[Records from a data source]
=-=-=
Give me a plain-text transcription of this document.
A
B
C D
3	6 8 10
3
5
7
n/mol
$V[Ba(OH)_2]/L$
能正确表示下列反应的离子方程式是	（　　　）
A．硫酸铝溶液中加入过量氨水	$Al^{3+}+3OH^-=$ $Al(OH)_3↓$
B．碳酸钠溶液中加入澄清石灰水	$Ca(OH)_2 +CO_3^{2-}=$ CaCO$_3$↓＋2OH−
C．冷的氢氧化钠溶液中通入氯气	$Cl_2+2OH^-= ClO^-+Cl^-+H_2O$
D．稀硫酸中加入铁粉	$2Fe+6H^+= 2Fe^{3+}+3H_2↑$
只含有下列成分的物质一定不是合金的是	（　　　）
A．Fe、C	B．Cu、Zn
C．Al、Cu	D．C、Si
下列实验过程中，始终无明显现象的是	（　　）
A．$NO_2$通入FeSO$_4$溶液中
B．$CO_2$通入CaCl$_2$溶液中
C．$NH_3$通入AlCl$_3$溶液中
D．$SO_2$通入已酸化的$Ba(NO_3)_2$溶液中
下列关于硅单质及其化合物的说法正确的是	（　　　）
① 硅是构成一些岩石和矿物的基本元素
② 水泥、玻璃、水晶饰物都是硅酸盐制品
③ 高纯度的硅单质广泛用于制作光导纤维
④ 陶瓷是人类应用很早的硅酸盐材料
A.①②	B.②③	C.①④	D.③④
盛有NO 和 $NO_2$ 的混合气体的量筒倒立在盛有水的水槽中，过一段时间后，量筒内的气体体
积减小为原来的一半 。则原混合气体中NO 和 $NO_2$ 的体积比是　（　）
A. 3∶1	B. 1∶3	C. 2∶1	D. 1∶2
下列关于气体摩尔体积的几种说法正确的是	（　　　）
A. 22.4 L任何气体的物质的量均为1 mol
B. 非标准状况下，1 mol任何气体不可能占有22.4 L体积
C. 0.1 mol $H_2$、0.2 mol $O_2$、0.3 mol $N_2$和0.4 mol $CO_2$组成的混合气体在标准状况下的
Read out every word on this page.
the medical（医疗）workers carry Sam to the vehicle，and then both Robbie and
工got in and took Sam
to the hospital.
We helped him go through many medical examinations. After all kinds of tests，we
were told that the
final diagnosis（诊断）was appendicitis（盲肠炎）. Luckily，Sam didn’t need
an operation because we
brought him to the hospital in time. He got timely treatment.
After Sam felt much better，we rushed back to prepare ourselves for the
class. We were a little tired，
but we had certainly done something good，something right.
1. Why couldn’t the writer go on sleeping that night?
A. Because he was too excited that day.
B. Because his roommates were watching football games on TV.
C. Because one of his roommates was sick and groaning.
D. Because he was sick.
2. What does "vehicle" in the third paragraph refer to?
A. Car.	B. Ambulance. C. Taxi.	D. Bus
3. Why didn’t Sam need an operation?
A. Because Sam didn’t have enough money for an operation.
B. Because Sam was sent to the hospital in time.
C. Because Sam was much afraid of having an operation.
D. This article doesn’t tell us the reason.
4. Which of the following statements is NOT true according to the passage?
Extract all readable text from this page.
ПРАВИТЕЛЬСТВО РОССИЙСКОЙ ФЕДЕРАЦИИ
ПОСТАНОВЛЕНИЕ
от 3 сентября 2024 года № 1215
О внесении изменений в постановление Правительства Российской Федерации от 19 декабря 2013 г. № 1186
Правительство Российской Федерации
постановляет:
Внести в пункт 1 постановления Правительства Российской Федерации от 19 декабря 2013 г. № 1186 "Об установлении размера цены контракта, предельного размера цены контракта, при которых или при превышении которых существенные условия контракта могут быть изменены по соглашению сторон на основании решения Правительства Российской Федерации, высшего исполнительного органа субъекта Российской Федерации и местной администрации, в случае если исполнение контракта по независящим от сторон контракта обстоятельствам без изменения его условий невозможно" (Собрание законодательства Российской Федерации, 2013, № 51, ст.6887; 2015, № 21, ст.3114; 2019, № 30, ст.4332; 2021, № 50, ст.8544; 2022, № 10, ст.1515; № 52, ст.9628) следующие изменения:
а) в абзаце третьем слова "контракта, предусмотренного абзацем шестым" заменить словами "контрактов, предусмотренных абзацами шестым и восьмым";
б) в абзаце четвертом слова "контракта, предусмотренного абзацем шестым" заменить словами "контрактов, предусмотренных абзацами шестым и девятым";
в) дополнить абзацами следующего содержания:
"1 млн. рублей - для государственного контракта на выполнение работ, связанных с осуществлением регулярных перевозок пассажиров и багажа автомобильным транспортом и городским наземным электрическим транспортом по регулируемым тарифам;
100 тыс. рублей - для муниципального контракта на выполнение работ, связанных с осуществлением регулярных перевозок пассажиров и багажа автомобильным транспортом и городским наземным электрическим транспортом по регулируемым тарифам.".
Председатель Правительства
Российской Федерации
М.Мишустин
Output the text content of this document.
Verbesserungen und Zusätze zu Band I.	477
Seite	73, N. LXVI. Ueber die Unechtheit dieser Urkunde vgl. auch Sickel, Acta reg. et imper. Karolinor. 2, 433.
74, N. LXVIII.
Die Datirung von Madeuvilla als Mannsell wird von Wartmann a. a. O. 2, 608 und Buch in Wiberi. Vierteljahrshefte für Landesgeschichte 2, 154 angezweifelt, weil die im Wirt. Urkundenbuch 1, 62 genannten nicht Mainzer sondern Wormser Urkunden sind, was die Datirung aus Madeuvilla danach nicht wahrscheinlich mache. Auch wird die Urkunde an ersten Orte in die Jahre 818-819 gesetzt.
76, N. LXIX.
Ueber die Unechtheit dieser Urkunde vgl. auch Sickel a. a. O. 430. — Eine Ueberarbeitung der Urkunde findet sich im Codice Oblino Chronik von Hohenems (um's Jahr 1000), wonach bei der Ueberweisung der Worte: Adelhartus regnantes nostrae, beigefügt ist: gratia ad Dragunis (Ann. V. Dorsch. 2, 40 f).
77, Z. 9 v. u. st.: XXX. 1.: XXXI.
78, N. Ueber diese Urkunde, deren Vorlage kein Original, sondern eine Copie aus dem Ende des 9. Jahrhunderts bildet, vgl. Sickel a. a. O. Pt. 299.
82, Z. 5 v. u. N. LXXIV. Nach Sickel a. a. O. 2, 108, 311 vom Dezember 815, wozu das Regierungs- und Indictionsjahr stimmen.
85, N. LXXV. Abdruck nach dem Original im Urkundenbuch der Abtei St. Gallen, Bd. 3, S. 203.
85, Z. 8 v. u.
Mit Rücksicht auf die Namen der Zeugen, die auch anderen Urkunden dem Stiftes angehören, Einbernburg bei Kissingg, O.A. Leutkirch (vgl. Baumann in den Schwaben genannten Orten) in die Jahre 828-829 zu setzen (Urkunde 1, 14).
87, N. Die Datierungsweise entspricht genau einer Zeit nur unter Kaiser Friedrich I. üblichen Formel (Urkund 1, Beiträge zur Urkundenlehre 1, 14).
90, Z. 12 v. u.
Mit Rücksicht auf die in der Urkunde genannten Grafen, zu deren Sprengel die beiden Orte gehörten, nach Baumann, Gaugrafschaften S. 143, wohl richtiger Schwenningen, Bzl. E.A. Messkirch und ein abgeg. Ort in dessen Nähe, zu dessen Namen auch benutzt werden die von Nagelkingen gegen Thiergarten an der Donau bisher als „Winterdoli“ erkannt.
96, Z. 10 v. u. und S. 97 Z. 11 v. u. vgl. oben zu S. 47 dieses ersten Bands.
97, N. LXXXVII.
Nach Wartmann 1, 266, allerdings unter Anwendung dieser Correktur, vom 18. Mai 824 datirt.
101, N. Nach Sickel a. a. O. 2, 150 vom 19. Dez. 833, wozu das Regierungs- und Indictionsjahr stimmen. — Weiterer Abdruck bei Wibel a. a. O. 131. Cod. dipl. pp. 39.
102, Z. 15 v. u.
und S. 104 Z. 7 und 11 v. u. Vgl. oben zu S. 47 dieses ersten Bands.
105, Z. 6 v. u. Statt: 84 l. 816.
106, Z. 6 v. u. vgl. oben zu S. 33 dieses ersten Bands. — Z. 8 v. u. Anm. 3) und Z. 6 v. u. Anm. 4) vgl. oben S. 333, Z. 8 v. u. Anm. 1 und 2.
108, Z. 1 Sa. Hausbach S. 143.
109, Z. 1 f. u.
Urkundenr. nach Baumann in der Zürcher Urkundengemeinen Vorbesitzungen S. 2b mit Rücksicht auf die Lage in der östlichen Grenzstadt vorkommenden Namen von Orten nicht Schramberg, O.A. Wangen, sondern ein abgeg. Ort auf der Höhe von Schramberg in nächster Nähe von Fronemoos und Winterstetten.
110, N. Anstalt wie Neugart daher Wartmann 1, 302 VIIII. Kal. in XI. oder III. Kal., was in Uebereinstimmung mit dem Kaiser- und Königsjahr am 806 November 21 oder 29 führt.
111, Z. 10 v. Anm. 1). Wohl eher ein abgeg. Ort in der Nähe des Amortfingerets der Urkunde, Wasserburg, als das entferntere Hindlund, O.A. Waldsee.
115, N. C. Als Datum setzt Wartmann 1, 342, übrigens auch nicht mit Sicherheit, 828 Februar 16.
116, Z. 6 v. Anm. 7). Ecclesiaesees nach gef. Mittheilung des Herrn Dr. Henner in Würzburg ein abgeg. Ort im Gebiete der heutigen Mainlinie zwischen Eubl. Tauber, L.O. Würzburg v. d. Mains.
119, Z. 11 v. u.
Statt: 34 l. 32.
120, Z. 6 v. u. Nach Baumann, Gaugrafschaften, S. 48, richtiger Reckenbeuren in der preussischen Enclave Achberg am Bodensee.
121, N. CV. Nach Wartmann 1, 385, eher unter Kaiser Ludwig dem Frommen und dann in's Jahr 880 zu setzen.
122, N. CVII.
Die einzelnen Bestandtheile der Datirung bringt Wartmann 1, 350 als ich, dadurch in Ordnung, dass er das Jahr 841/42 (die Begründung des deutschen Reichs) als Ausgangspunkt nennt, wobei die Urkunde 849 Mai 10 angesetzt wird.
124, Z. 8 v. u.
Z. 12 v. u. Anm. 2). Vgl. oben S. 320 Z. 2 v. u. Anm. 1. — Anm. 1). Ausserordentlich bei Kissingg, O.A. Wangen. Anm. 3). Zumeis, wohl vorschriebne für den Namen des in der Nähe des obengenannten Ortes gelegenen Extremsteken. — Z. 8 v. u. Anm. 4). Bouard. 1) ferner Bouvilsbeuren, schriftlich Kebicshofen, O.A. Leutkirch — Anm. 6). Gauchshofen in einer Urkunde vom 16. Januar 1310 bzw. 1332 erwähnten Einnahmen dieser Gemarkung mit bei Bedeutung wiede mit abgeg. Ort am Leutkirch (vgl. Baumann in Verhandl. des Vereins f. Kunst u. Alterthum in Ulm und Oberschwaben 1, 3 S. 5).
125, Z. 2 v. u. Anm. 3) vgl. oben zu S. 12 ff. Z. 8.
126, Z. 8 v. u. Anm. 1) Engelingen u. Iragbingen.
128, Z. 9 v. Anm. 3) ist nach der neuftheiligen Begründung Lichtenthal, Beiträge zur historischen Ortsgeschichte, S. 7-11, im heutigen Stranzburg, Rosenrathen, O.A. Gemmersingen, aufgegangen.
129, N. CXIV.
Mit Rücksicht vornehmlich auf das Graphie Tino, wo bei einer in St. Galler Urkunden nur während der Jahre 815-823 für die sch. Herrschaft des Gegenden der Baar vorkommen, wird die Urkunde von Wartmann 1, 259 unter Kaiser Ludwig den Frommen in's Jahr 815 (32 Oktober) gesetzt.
=-=-=
WHAT IS REQUIRED:
Go through the material line by line. Show each line that contains the string "didn".

PROBLEM SOLUTION:
final diagnosis（诊断）was appendicitis（盲肠炎）. Luckily，Sam didn’t need
3. Why didn’t Sam need an operation?
A. Because Sam didn’t have enough money for an operation.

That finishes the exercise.